▶ Task description
Skip the pictures. Repeat everything else in the records word for word.

━━━━━ Records provided

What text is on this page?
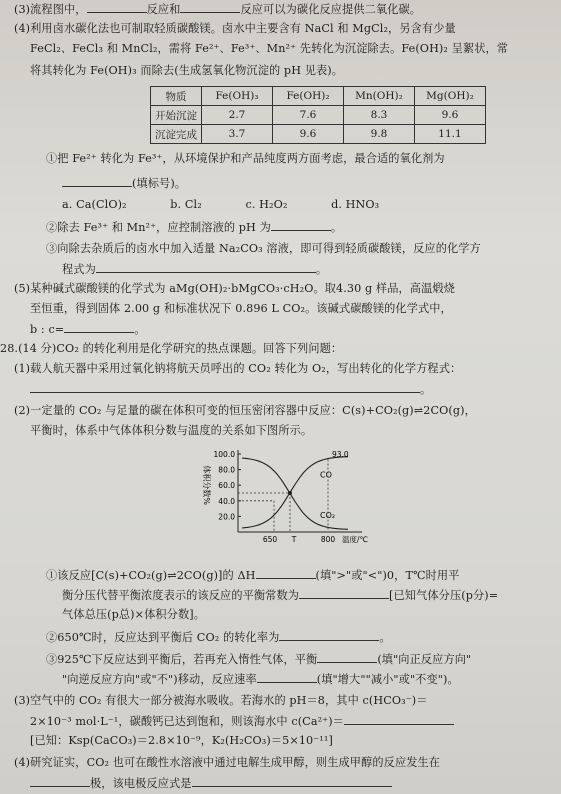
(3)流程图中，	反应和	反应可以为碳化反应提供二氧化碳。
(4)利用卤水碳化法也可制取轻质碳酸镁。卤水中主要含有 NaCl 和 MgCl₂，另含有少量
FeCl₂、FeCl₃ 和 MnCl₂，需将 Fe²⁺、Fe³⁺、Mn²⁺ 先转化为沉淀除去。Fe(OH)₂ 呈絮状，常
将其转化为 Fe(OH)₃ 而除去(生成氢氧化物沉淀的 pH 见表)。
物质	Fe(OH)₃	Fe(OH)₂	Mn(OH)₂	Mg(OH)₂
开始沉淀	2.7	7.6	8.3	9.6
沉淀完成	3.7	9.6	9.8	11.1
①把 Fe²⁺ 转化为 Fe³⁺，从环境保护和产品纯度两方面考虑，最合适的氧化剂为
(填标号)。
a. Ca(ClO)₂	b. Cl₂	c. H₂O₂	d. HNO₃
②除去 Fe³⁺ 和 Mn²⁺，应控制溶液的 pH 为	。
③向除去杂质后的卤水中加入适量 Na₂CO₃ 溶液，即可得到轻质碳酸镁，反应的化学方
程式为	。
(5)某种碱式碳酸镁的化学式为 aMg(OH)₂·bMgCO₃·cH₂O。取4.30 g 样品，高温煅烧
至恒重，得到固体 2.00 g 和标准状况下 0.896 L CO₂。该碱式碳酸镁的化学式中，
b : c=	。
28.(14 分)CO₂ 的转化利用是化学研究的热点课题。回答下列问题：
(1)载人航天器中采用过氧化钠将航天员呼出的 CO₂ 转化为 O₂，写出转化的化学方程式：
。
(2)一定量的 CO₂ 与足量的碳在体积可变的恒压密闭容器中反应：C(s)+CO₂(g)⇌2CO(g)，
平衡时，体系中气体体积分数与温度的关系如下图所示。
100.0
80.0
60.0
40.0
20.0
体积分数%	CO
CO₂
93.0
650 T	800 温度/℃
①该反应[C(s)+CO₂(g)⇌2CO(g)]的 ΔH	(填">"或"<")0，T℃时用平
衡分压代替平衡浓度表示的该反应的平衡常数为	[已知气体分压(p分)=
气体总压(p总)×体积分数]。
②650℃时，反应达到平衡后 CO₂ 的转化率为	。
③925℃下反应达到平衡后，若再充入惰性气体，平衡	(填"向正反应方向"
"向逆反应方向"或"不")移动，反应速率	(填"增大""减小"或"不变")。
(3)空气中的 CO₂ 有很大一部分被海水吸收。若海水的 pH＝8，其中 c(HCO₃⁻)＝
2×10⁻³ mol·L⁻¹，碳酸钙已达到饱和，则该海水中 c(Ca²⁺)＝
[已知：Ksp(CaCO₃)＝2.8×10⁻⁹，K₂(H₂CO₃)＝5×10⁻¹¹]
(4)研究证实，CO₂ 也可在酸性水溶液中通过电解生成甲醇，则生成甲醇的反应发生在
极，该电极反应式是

━━━━━━━━━━

▶ Solution to the problem
What text is on this page?
(3)流程图中，	反应和	反应可以为碳化反应提供二氧化碳。
(4)利用卤水碳化法也可制取轻质碳酸镁。卤水中主要含有 NaCl 和 MgCl₂，另含有少量
FeCl₂、FeCl₃ 和 MnCl₂，需将 Fe²⁺、Fe³⁺、Mn²⁺ 先转化为沉淀除去。Fe(OH)₂ 呈絮状，常
将其转化为 Fe(OH)₃ 而除去(生成氢氧化物沉淀的 pH 见表)。
物质	Fe(OH)₃	Fe(OH)₂	Mn(OH)₂	Mg(OH)₂
开始沉淀	2.7	7.6	8.3	9.6
沉淀完成	3.7	9.6	9.8	11.1
①把 Fe²⁺ 转化为 Fe³⁺，从环境保护和产品纯度两方面考虑，最合适的氧化剂为
(填标号)。
a. Ca(ClO)₂	b. Cl₂	c. H₂O₂	d. HNO₃
②除去 Fe³⁺ 和 Mn²⁺，应控制溶液的 pH 为	。
③向除去杂质后的卤水中加入适量 Na₂CO₃ 溶液，即可得到轻质碳酸镁，反应的化学方
程式为	。
(5)某种碱式碳酸镁的化学式为 aMg(OH)₂·bMgCO₃·cH₂O。取4.30 g 样品，高温煅烧
至恒重，得到固体 2.00 g 和标准状况下 0.896 L CO₂。该碱式碳酸镁的化学式中，
b : c=	。
28.(14 分)CO₂ 的转化利用是化学研究的热点课题。回答下列问题：
(1)载人航天器中采用过氧化钠将航天员呼出的 CO₂ 转化为 O₂，写出转化的化学方程式：
。
(2)一定量的 CO₂ 与足量的碳在体积可变的恒压密闭容器中反应：C(s)+CO₂(g)⇌2CO(g)，
平衡时，体系中气体体积分数与温度的关系如下图所示。
100.0
80.0
60.0
40.0
20.0
体积分数%	CO
CO₂
93.0
650 T	800 温度/℃
①该反应[C(s)+CO₂(g)⇌2CO(g)]的 ΔH	(填">"或"<")0，T℃时用平
衡分压代替平衡浓度表示的该反应的平衡常数为	[已知气体分压(p分)=
气体总压(p总)×体积分数]。
②650℃时，反应达到平衡后 CO₂ 的转化率为	。
③925℃下反应达到平衡后，若再充入惰性气体，平衡	(填"向正反应方向"
"向逆反应方向"或"不")移动，反应速率	(填"增大""减小"或"不变")。
(3)空气中的 CO₂ 有很大一部分被海水吸收。若海水的 pH＝8，其中 c(HCO₃⁻)＝
2×10⁻³ mol·L⁻¹，碳酸钙已达到饱和，则该海水中 c(Ca²⁺)＝
[已知：Ksp(CaCO₃)＝2.8×10⁻⁹，K₂(H₂CO₃)＝5×10⁻¹¹]
(4)研究证实，CO₂ 也可在酸性水溶液中通过电解生成甲醇，则生成甲醇的反应发生在
极，该电极反应式是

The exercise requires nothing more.